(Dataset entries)
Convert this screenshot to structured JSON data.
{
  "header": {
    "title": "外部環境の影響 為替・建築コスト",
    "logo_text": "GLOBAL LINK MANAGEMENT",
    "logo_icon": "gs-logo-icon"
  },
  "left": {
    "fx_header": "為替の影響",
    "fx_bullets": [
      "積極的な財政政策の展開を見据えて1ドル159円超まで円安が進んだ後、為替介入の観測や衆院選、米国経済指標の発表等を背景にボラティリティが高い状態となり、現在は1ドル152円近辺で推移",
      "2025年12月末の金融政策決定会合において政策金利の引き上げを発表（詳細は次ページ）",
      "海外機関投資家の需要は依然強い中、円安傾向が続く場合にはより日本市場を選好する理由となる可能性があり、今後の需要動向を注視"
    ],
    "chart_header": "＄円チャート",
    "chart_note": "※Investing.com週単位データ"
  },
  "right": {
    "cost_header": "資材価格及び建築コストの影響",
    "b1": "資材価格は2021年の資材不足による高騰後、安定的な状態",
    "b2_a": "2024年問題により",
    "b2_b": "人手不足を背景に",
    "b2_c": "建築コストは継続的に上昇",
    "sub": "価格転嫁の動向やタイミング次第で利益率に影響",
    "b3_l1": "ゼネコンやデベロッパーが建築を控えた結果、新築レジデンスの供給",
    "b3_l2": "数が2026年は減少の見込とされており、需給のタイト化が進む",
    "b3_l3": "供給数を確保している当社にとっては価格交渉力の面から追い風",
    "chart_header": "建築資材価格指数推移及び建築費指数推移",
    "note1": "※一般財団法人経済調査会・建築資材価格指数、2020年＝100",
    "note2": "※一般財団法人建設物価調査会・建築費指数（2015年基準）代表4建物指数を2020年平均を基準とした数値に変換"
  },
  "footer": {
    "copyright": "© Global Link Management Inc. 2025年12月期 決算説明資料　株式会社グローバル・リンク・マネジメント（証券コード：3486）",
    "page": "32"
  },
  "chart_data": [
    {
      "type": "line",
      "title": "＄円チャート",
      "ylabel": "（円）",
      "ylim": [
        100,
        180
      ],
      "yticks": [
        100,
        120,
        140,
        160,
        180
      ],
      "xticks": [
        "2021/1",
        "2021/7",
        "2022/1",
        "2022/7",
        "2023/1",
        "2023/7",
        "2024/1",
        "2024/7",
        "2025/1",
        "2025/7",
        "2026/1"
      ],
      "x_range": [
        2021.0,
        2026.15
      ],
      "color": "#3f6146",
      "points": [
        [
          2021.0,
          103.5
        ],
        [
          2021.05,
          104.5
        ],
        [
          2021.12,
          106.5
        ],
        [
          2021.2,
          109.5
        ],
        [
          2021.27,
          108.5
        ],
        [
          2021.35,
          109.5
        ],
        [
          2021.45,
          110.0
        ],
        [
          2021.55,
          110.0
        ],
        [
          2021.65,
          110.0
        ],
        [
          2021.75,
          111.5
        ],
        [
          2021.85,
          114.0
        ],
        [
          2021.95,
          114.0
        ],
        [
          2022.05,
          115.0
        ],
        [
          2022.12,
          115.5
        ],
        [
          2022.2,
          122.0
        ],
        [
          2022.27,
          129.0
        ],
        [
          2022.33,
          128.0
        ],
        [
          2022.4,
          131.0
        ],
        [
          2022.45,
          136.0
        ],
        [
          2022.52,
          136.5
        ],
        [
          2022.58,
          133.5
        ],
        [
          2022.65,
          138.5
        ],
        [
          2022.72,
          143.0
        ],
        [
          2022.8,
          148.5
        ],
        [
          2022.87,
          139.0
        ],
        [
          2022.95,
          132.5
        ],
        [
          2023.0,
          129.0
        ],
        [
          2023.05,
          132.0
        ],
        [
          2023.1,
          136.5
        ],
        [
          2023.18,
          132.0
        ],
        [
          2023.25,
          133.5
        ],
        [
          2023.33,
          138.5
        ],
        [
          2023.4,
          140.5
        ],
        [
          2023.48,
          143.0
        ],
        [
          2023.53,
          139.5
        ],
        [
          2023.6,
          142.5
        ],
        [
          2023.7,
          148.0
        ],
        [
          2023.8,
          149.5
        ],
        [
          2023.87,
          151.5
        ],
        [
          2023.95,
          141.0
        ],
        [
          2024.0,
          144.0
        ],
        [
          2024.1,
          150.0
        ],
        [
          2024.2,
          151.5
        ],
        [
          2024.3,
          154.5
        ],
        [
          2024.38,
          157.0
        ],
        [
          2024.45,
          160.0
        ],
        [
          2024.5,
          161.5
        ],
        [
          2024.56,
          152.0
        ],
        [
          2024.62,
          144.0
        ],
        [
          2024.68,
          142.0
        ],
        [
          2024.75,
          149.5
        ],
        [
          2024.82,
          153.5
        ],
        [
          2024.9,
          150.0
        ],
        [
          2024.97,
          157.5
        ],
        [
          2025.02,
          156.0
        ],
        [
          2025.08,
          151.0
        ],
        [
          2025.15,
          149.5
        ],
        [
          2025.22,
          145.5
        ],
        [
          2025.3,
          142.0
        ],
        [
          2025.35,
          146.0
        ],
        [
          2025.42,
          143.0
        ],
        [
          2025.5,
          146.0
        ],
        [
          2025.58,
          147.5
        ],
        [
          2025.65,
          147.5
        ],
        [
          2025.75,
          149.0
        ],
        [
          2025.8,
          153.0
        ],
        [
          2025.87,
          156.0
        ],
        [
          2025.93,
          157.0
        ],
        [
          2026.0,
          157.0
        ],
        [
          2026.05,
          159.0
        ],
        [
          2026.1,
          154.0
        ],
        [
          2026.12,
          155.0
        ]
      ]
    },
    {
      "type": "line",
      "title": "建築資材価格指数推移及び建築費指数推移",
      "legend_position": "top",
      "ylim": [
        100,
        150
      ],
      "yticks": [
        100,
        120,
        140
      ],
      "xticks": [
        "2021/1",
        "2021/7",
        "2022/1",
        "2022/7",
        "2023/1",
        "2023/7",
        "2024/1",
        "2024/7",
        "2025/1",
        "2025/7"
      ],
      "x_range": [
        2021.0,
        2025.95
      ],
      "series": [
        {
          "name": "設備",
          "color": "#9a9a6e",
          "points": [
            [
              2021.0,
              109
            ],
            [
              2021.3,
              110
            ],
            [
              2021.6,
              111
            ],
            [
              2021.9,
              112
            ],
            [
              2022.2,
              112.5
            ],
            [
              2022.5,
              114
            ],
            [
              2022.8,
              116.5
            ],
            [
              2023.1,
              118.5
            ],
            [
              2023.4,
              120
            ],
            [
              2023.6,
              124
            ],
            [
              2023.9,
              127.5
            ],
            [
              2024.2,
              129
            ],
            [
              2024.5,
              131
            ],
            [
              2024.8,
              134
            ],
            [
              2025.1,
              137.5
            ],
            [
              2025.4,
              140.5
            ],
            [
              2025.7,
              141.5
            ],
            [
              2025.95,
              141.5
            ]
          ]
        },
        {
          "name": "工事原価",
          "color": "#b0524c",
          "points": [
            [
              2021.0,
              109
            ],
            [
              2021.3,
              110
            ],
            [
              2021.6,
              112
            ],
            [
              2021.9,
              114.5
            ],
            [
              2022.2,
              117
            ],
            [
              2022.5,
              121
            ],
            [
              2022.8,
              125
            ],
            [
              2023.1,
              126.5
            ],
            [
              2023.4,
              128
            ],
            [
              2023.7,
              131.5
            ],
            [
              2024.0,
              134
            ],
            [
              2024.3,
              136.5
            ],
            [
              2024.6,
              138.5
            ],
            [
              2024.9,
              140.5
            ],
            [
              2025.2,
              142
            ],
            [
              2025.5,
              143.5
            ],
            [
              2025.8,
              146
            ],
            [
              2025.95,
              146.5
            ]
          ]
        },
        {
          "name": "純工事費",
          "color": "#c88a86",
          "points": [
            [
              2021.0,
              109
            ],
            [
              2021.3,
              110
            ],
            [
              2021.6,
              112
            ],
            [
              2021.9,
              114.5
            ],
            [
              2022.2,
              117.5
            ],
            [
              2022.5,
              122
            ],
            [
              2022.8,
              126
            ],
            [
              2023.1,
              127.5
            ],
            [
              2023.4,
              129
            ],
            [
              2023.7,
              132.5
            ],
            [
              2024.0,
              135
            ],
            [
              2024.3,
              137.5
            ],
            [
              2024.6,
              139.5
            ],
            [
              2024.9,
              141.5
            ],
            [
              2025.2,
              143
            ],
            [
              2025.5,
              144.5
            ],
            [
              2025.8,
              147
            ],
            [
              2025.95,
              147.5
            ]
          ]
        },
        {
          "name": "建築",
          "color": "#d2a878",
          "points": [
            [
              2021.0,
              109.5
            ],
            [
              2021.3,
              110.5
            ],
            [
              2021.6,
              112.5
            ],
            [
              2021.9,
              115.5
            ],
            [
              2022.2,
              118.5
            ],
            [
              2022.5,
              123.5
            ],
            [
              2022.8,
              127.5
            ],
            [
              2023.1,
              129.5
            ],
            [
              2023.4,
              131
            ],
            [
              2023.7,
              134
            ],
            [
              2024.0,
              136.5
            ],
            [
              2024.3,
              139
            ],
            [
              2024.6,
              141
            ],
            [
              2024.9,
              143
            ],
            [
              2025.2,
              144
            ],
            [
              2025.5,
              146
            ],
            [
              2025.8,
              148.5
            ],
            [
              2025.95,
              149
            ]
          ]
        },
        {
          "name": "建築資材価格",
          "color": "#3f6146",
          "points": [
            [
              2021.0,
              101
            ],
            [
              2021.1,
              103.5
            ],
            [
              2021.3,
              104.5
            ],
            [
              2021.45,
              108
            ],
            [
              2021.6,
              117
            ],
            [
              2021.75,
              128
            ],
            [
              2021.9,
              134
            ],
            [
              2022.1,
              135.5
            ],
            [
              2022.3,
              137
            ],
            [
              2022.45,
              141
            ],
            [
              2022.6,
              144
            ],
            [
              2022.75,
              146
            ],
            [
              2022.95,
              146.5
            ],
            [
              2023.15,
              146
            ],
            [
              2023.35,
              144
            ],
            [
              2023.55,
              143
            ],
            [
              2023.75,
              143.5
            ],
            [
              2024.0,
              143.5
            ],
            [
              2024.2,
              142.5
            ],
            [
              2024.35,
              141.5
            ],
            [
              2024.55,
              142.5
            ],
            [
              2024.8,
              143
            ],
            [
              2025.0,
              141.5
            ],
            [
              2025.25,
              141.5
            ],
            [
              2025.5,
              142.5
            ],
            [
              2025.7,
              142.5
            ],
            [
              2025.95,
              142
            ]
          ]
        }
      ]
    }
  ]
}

Challenge: Filter the entries and copy out every line with the word "title".

Solved exercise:
    "title": "外部環境の影響 為替・建築コスト",
      "title": "＄円チャート",
      "title": "建築資材価格指数推移及び建築費指数推移",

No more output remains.